§ TASK TO CARRY OUT
Reproduce each record below exactly as written.

----

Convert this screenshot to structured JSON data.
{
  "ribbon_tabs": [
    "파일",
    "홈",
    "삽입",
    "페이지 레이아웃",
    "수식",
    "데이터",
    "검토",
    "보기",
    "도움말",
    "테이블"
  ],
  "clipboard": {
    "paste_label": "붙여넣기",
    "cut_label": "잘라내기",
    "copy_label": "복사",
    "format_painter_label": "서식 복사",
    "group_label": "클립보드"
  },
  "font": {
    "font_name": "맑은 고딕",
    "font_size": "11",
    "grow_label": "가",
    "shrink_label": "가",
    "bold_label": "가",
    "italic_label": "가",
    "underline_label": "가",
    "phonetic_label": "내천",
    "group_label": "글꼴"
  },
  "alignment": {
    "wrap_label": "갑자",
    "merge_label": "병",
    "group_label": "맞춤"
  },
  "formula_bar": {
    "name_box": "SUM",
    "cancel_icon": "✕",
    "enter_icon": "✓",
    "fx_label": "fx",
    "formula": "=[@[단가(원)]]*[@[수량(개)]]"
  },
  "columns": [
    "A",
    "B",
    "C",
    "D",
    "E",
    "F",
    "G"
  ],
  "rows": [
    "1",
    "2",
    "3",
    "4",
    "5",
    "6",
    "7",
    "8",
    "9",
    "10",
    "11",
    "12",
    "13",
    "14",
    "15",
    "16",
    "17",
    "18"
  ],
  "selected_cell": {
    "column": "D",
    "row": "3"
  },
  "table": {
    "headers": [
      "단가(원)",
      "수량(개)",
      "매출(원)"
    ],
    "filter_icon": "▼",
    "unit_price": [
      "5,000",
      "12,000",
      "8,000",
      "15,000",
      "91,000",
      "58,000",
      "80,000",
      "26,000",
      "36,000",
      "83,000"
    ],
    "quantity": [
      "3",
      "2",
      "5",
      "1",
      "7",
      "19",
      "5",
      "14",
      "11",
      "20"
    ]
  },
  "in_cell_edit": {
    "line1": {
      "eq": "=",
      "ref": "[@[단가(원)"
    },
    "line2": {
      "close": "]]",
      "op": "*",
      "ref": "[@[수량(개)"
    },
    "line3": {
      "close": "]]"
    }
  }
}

----

§ SOLUTION TO THIS PROBLEM
Convert this screenshot to structured JSON data.
{
  "ribbon_tabs": [
    "파일",
    "홈",
    "삽입",
    "페이지 레이아웃",
    "수식",
    "데이터",
    "검토",
    "보기",
    "도움말",
    "테이블"
  ],
  "clipboard": {
    "paste_label": "붙여넣기",
    "cut_label": "잘라내기",
    "copy_label": "복사",
    "format_painter_label": "서식 복사",
    "group_label": "클립보드"
  },
  "font": {
    "font_name": "맑은 고딕",
    "font_size": "11",
    "grow_label": "가",
    "shrink_label": "가",
    "bold_label": "가",
    "italic_label": "가",
    "underline_label": "가",
    "phonetic_label": "내천",
    "group_label": "글꼴"
  },
  "alignment": {
    "wrap_label": "갑자",
    "merge_label": "병",
    "group_label": "맞춤"
  },
  "formula_bar": {
    "name_box": "SUM",
    "cancel_icon": "✕",
    "enter_icon": "✓",
    "fx_label": "fx",
    "formula": "=[@[단가(원)]]*[@[수량(개)]]"
  },
  "columns": [
    "A",
    "B",
    "C",
    "D",
    "E",
    "F",
    "G"
  ],
  "rows": [
    "1",
    "2",
    "3",
    "4",
    "5",
    "6",
    "7",
    "8",
    "9",
    "10",
    "11",
    "12",
    "13",
    "14",
    "15",
    "16",
    "17",
    "18"
  ],
  "selected_cell": {
    "column": "D",
    "row": "3"
  },
  "table": {
    "headers": [
      "단가(원)",
      "수량(개)",
      "매출(원)"
    ],
    "filter_icon": "▼",
    "unit_price": [
      "5,000",
      "12,000",
      "8,000",
      "15,000",
      "91,000",
      "58,000",
      "80,000",
      "26,000",
      "36,000",
      "83,000"
    ],
    "quantity": [
      "3",
      "2",
      "5",
      "1",
      "7",
      "19",
      "5",
      "14",
      "11",
      "20"
    ]
  },
  "in_cell_edit": {
    "line1": {
      "eq": "=",
      "ref": "[@[단가(원)"
    },
    "line2": {
      "close": "]]",
      "op": "*",
      "ref": "[@[수량(개)"
    },
    "line3": {
      "close": "]]"
    }
  }
}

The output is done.